> [Written task]
Go through the entries below and copy each line containing the word "bracket".

(Stored data)
----

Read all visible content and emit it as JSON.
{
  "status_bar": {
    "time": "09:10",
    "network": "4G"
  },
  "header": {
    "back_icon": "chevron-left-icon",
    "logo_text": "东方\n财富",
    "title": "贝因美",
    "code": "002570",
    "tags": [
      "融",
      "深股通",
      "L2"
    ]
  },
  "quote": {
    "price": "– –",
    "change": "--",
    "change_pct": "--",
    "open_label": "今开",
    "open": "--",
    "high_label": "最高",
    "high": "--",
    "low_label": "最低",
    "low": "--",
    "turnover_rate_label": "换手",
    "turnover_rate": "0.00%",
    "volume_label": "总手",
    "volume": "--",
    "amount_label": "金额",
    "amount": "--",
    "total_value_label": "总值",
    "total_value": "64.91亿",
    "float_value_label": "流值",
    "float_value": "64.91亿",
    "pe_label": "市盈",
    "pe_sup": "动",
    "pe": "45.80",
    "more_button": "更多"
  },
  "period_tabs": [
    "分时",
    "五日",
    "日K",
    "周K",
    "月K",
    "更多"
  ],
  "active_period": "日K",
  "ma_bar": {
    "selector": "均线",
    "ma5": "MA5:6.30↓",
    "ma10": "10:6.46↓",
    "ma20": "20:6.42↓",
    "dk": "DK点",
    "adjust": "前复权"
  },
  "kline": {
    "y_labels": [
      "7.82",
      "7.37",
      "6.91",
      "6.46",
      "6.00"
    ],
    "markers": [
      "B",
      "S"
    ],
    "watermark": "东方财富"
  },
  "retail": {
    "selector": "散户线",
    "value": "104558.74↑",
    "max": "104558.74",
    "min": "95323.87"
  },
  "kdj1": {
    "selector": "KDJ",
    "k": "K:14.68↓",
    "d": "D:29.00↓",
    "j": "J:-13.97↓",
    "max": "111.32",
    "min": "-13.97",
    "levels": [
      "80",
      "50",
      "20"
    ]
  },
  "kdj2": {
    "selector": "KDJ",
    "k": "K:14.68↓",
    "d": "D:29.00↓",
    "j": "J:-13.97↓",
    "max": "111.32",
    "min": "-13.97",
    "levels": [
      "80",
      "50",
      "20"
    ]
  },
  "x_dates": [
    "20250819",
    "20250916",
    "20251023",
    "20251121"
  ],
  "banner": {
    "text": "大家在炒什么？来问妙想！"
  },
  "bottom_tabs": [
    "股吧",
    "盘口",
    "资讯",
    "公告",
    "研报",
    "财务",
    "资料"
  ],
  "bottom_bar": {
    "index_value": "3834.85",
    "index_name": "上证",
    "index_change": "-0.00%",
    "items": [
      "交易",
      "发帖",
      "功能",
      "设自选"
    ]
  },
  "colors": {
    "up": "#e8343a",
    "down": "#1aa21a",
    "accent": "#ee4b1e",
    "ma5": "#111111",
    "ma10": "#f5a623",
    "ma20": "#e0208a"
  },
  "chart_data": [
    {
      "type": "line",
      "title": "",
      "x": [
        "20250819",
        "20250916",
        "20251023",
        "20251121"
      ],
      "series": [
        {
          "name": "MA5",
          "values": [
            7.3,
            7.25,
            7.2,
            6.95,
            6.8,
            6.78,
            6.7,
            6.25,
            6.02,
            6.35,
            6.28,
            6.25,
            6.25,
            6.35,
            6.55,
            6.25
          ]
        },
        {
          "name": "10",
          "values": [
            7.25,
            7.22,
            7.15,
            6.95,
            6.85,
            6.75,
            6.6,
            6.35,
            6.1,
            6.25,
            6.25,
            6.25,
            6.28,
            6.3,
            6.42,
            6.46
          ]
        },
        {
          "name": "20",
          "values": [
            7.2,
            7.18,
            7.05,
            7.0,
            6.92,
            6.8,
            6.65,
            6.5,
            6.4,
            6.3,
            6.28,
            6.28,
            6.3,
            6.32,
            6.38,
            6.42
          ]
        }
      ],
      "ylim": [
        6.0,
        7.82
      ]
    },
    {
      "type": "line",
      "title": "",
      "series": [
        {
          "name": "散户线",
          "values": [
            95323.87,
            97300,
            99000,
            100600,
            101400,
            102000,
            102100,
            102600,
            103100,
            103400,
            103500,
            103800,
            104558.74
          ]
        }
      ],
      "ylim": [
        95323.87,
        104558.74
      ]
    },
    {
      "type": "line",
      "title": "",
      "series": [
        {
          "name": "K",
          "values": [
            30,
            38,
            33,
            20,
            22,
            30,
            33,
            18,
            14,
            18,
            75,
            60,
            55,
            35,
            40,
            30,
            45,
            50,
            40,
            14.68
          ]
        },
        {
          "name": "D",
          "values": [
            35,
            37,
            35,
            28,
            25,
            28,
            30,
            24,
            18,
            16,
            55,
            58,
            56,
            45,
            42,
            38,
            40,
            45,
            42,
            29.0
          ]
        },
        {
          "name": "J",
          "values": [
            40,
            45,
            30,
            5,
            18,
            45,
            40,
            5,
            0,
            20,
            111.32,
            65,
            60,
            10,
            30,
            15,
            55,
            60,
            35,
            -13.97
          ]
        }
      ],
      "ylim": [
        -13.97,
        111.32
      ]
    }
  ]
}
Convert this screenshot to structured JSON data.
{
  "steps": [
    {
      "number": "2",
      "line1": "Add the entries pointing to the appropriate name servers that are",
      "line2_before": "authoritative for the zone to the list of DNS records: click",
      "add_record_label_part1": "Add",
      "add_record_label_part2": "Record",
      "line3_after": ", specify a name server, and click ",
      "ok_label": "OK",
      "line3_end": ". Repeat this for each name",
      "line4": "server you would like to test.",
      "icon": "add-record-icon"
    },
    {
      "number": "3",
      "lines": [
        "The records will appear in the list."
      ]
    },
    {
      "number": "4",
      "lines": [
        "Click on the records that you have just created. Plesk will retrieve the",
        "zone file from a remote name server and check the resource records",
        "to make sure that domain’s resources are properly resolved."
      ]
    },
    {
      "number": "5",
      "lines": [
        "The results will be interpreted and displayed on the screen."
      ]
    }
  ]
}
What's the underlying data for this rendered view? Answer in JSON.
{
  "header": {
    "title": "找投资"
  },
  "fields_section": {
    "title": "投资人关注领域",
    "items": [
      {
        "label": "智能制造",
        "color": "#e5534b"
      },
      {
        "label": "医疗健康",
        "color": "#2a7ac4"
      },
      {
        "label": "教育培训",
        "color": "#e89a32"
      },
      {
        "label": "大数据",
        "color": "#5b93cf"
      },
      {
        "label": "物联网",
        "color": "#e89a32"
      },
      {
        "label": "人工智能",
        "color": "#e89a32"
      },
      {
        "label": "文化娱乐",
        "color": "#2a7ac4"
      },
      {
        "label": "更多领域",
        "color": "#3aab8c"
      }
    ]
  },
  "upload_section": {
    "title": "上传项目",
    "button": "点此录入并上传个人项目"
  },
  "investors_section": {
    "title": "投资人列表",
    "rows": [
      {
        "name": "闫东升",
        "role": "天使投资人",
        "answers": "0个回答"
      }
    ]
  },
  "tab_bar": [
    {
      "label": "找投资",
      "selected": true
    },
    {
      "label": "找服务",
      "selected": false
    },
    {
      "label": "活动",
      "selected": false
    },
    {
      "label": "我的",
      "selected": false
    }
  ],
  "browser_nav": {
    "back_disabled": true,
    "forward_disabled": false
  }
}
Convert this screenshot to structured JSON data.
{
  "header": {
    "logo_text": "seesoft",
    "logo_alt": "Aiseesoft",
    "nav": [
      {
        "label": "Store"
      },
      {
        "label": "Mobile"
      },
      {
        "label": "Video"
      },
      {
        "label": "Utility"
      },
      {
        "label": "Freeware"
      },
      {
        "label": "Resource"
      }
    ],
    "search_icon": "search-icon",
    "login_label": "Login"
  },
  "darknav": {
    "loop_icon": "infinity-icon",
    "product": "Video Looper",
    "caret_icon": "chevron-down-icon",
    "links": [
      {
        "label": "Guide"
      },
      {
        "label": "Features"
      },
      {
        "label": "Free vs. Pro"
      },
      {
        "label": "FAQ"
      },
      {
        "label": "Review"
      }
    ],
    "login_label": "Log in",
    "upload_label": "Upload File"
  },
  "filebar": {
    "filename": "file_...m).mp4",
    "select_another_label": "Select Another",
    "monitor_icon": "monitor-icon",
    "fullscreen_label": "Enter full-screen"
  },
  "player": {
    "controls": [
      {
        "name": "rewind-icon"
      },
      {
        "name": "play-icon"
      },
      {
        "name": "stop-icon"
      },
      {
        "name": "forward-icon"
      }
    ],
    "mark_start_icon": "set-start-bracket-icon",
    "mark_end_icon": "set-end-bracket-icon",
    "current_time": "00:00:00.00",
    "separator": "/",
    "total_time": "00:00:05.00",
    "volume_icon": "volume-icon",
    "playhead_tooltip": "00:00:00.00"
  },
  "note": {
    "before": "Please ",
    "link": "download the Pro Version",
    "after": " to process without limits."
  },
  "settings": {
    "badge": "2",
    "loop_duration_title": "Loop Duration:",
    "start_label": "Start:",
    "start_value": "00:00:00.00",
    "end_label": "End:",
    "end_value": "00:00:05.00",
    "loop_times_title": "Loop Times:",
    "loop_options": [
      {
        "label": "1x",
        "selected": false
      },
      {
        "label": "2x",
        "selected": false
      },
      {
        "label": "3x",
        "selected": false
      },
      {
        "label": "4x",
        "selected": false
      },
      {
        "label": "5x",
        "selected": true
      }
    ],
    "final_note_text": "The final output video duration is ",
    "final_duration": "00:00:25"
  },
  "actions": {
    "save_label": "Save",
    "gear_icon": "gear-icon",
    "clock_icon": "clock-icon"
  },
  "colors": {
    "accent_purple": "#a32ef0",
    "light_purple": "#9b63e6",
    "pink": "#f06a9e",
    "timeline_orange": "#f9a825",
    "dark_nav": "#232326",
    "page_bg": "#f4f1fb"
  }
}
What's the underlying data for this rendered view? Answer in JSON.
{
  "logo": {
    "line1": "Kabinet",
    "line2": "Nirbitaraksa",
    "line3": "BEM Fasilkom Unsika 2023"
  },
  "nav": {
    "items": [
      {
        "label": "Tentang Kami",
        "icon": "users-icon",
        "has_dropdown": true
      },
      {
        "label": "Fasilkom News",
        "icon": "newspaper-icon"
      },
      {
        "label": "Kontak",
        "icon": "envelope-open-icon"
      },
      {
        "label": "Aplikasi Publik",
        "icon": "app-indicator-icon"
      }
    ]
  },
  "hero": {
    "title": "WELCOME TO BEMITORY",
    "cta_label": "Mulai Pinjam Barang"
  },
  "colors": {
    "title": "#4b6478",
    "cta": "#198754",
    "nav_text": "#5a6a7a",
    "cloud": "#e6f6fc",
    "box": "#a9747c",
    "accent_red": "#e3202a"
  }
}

----

> [Finished exercise]
    "mark_start_icon": "set-start-bracket-icon",
    "mark_end_icon": "set-end-bracket-icon",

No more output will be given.